== Instructions to follow ==
Go through the data below. List every line that holds the word "время".

== Entries shown ==
** start **

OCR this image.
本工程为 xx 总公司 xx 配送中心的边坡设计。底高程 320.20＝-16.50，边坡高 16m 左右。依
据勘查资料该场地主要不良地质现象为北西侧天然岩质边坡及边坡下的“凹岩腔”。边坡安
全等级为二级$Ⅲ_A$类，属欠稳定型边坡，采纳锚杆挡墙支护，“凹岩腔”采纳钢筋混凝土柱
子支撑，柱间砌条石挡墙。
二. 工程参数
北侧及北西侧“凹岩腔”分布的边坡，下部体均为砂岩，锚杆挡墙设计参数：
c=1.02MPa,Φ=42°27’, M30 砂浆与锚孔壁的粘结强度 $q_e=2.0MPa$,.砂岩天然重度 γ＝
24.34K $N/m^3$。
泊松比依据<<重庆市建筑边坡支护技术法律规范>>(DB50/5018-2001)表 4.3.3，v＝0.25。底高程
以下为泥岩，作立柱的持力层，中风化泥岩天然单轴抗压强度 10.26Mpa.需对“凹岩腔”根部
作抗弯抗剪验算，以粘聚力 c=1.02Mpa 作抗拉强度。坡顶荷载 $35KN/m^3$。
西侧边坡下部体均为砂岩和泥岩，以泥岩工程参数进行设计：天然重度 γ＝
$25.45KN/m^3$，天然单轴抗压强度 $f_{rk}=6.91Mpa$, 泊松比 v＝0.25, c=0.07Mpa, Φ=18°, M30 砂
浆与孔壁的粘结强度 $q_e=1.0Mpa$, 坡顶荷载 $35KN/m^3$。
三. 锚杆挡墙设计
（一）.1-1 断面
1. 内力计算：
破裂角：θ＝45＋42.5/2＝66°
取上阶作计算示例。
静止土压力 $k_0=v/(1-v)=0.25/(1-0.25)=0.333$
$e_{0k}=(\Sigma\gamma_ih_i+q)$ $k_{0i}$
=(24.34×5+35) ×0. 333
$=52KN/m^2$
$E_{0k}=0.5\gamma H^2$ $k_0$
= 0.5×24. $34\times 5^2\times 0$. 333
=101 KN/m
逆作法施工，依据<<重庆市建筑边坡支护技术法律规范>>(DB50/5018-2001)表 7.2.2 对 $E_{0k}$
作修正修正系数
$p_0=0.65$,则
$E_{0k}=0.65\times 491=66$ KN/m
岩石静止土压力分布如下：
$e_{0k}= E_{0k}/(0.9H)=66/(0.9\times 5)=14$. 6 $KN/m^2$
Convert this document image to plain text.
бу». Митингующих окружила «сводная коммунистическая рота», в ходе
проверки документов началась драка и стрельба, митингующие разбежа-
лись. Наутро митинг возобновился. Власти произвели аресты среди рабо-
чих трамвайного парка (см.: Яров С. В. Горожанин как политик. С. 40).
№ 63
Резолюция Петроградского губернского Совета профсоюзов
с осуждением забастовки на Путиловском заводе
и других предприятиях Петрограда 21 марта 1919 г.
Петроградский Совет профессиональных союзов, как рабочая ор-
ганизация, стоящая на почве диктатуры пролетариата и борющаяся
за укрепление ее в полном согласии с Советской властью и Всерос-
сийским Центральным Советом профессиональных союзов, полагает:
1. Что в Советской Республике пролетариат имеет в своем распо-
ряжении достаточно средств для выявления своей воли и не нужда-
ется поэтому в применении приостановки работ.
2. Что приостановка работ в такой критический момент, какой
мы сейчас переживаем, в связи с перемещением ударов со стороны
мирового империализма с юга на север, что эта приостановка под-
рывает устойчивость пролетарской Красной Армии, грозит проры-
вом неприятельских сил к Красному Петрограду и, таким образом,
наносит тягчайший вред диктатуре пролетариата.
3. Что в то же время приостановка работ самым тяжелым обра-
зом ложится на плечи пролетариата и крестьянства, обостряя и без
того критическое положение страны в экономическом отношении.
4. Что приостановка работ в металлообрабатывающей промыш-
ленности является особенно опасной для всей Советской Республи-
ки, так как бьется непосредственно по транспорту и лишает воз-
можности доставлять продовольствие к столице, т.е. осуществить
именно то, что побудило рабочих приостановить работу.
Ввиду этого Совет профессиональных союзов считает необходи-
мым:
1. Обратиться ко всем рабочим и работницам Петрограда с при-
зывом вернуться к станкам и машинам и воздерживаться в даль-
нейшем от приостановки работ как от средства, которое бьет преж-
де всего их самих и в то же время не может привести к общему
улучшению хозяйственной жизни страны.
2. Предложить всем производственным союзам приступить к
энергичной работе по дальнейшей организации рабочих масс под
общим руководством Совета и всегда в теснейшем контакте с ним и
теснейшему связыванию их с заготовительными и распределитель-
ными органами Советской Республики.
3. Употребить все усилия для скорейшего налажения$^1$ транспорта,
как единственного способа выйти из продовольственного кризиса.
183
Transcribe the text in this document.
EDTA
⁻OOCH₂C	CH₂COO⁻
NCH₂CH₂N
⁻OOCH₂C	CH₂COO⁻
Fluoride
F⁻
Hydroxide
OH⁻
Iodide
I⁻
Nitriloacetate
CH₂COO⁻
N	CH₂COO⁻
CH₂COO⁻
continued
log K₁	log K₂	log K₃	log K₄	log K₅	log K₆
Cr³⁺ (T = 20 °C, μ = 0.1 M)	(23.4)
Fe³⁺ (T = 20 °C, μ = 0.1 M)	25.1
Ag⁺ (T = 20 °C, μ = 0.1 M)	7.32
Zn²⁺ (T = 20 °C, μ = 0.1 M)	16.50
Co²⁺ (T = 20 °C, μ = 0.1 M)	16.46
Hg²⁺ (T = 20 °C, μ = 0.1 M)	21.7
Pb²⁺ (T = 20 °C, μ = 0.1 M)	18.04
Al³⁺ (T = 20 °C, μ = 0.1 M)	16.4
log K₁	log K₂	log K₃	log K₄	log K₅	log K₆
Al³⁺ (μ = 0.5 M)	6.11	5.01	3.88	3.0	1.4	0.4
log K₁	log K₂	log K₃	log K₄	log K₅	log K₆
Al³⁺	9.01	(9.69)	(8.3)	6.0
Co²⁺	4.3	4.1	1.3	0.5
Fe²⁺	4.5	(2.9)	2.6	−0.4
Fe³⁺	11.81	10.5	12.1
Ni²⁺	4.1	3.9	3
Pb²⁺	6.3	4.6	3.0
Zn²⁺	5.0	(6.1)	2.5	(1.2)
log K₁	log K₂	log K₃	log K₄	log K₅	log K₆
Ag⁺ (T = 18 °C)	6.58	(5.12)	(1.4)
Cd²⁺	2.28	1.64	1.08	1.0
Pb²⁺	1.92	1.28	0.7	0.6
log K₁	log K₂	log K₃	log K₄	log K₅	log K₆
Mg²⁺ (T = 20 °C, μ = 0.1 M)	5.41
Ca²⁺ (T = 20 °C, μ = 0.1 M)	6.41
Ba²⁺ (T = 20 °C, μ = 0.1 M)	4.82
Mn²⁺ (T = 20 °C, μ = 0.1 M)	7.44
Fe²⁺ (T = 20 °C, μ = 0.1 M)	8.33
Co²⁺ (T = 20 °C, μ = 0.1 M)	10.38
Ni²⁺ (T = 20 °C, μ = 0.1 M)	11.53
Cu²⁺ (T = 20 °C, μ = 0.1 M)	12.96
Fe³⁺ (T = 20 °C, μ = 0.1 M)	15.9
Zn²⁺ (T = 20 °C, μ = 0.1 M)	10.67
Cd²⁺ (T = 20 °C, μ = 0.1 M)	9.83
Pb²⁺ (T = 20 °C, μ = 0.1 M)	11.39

** end **

== Result of this exercise ==
3. Что в то же время приостановка работ самым тяжелым обра-
де всего их самих и в то же время не может привести к общему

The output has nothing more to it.